Count the lines containing "เครด" in the entries underneath, and state that count without anything else.

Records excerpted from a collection
------------------------------------------------
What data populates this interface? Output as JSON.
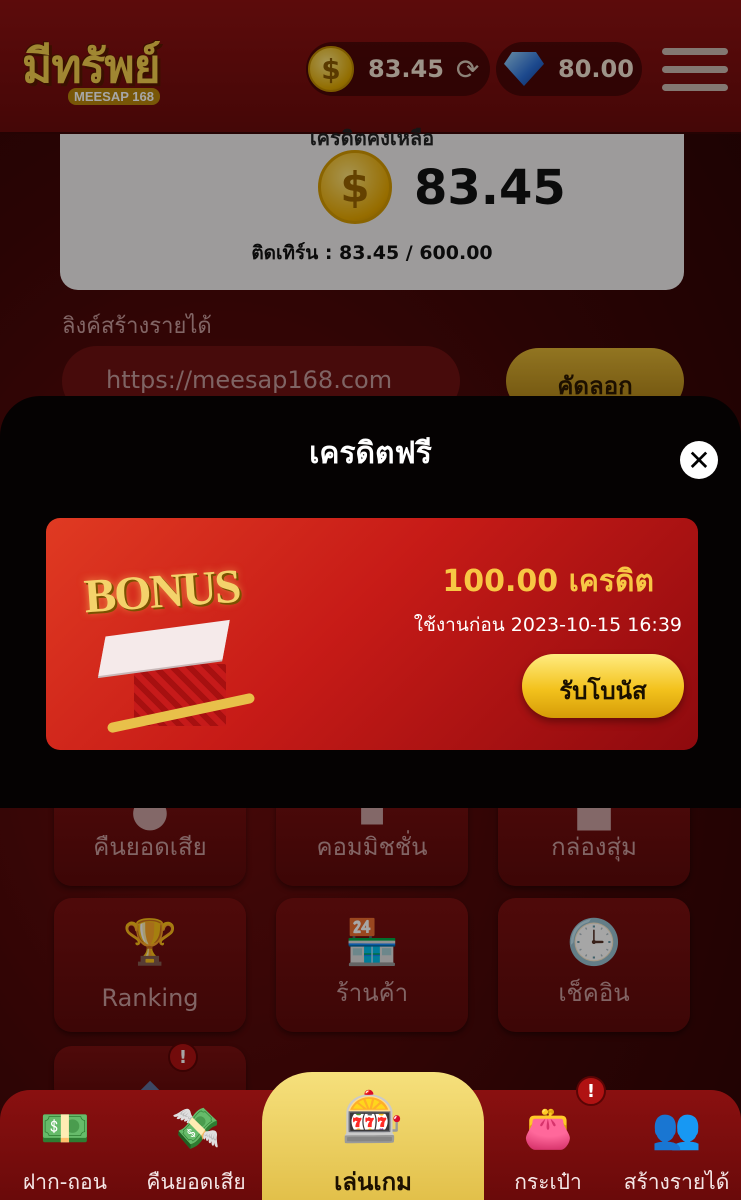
{
  "header": {
    "logo_text": "มีทรัพย์",
    "logo_sub": "MEESAP 168",
    "coin_balance": "83.45",
    "gem_balance": "80.00"
  },
  "credit_card": {
    "label": "เครดิตคงเหลือ",
    "value": "83.45",
    "turnover": "ติดเทิร์น : 83.45 / 600.00"
  },
  "referral": {
    "label": "ลิงค์สร้างรายได้",
    "link": "https://meesap168.com",
    "copy_label": "คัดลอก"
  },
  "menu_tiles": [
    {
      "label": "คืนยอดเสีย",
      "icon": "money-bag-icon"
    },
    {
      "label": "คอมมิชชั่น",
      "icon": "commission-icon"
    },
    {
      "label": "กล่องสุ่ม",
      "icon": "gift-icon"
    },
    {
      "label": "Ranking",
      "icon": "trophy-icon"
    },
    {
      "label": "ร้านค้า",
      "icon": "store-icon"
    },
    {
      "label": "เช็คอิน",
      "icon": "clock-calendar-icon"
    }
  ],
  "modal": {
    "title": "เครดิตฟรี",
    "bonus_image_text": "BONUS",
    "bonus_amount": "100.00 เครดิต",
    "expiry": "ใช้งานก่อน 2023-10-15 16:39",
    "claim_label": "รับโบนัส"
  },
  "bottom_nav": {
    "deposit": "ฝาก-ถอน",
    "cashback": "คืนยอดเสีย",
    "play": "เล่นเกม",
    "wallet": "กระเป๋า",
    "affiliate": "สร้างรายได้",
    "badge": "!"
  },
  "colors": {
    "accent_gold": "#f3c21d",
    "brand_red": "#c71b17",
    "modal_bg": "#050202"
  }
}
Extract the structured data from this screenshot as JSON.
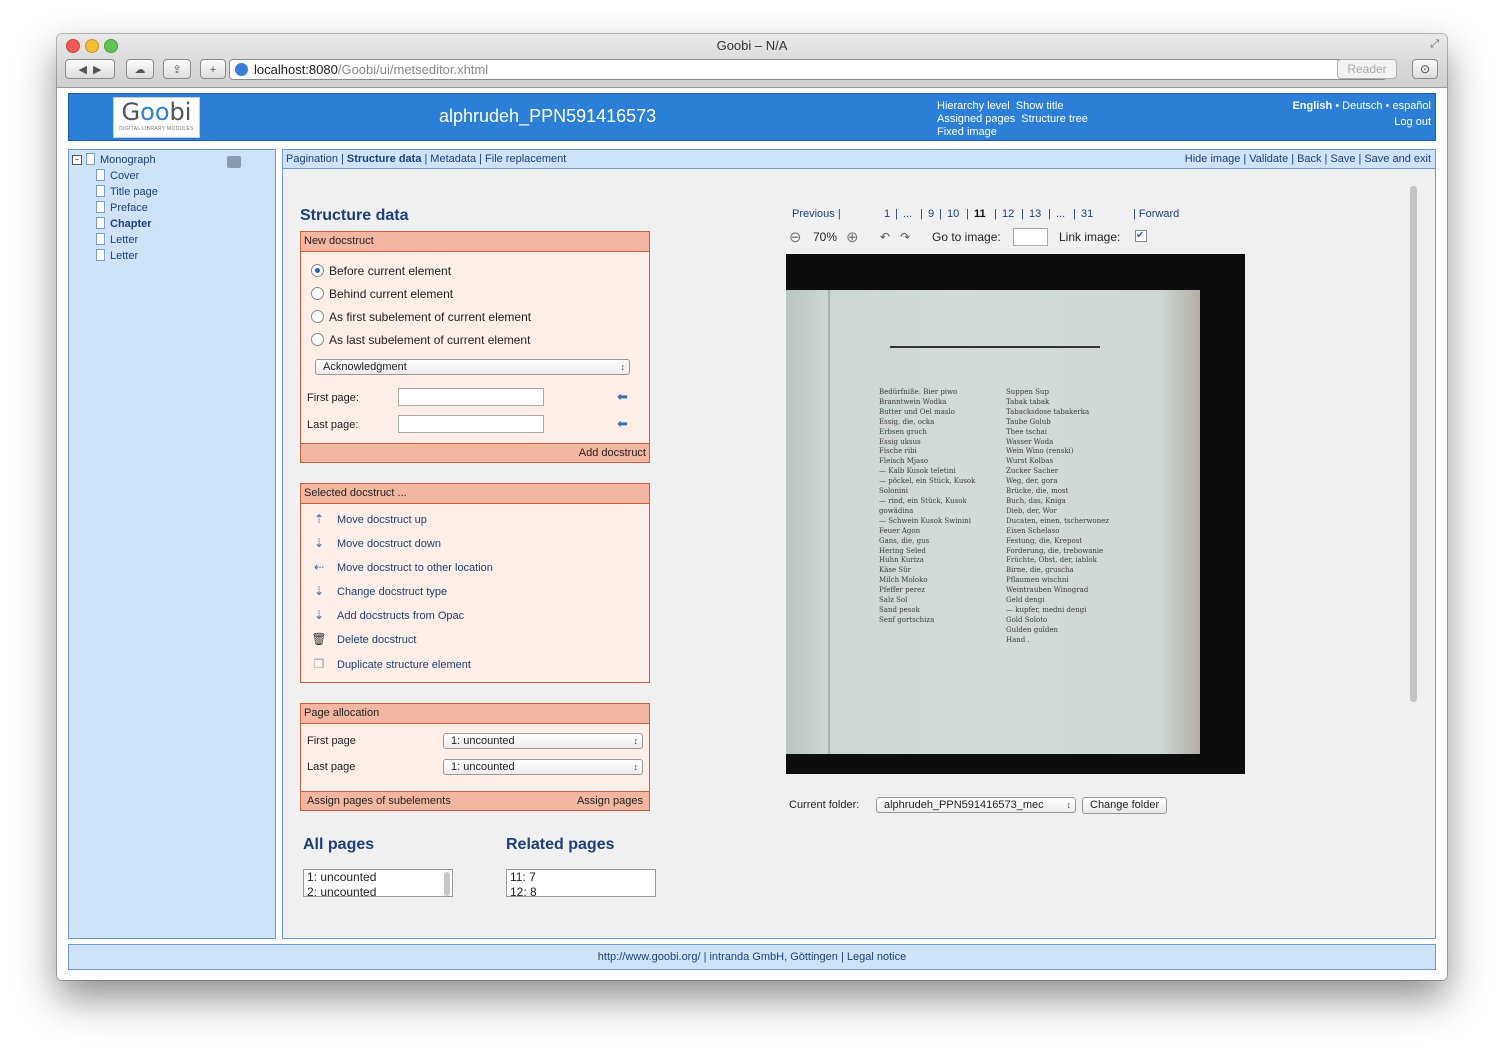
{
  "window": {
    "title": "Goobi – N/A",
    "url_host": "localhost:8080",
    "url_path": "/Goobi/ui/metseditor.xhtml",
    "reader_label": "Reader"
  },
  "header": {
    "logo_text_1": "G",
    "logo_text_2": "oo",
    "logo_text_3": "bi",
    "logo_sub": "DIGITAL LIBRARY MODULES",
    "title": "alphrudeh_PPN591416573",
    "links": [
      "Hierarchy level",
      "Show title",
      "Assigned pages",
      "Structure tree",
      "Fixed image"
    ],
    "lang_active": "English",
    "lang_others": "• Deutsch • español",
    "logout": "Log out"
  },
  "tree": {
    "root": "Monograph",
    "children": [
      "Cover",
      "Title page",
      "Preface",
      "Chapter",
      "Letter",
      "Letter"
    ]
  },
  "tabs": {
    "left": [
      "Pagination",
      "Structure data",
      "Metadata",
      "File replacement"
    ],
    "right": [
      "Hide image",
      "Validate",
      "Back",
      "Save",
      "Save and exit"
    ]
  },
  "structure": {
    "title": "Structure data",
    "new_docstruct": {
      "header": "New docstruct",
      "options": [
        "Before current element",
        "Behind current element",
        "As first subelement of current element",
        "As last subelement of current element"
      ],
      "type_value": "Acknowledgment",
      "first_page_label": "First page:",
      "last_page_label": "Last page:",
      "add_label": "Add docstruct"
    },
    "selected_docstruct": {
      "header": "Selected docstruct ...",
      "actions": [
        "Move docstruct up",
        "Move docstruct down",
        "Move docstruct to other location",
        "Change docstruct type",
        "Add docstructs from Opac",
        "Delete docstruct",
        "Duplicate structure element"
      ]
    },
    "page_allocation": {
      "header": "Page allocation",
      "first_label": "First page",
      "first_value": "1: uncounted",
      "last_label": "Last page",
      "last_value": "1: uncounted",
      "assign_sub": "Assign pages of subelements",
      "assign": "Assign pages"
    },
    "all_pages": {
      "title": "All pages",
      "items": [
        "1: uncounted",
        "2: uncounted"
      ]
    },
    "related_pages": {
      "title": "Related pages",
      "items": [
        "11: 7",
        "12: 8"
      ]
    }
  },
  "viewer": {
    "previous": "Previous |",
    "pages": [
      "1",
      "|",
      "...",
      "|",
      "9",
      "|",
      "10",
      "|",
      "11",
      "|",
      "12",
      "|",
      "13",
      "|",
      "...",
      "|",
      "31"
    ],
    "current_page": "11",
    "forward": "| Forward",
    "zoom": "70%",
    "goto_label": "Go to image:",
    "link_label": "Link image:",
    "current_folder_label": "Current folder:",
    "folder_value": "alphrudeh_PPN591416573_mec",
    "change_folder": "Change folder",
    "scan_left_col": [
      "Bedürfniße. Bier piwo",
      "Branntwein Wodka",
      "Butter und Oel maslo",
      "Essig, die, ocka",
      "Erbsen groch",
      "Essig uksus",
      "Fische ribi",
      "Fleisch Mjaso",
      "— Kalb Kusok teletini",
      "— pöckel, ein Stück, Kusok",
      "Solonini",
      "— rind, ein Stück, Kusok",
      "gowädina",
      "— Schwein Kusok Swinini",
      "Feuer Agon",
      "Gans, die, gus",
      "Hering Seled",
      "Huhn Kuriza",
      "Käse Sür",
      "Milch Moloko",
      "Pfeffer perez",
      "Salz Sol",
      "Sand pesok",
      "Senf gortschiza"
    ],
    "scan_right_col": [
      "Suppen Sup",
      "Tabak tabak",
      "Tabacksdose tabakerka",
      "Taube Golub",
      "Thee tschai",
      "Wasser Woda",
      "Wein Wino (renski)",
      "Wurst Kolbas",
      "Zucker Sacher",
      "Weg, der, gora",
      "Brücke, die, most",
      "Buch, das, Kniga",
      "Dieb, der, Wor",
      "Ducaten, einen, tscherwonez",
      "Eisen Schelaso",
      "Festung, die, Krepost",
      "Forderung, die, trebowanie",
      "Früchte, Obst, der, iablok",
      "Birne, die, gruscha",
      "Pflaumen wischni",
      "Weintrauben Winograd",
      "Geld dengi",
      "— kupfer, medni dengi",
      "Gold Soloto",
      "Gulden gulden",
      "Hand ."
    ]
  },
  "footer": {
    "text": "http://www.goobi.org/ | intranda GmbH, Göttingen | Legal notice"
  }
}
------------------------------------------------
▸ Result
3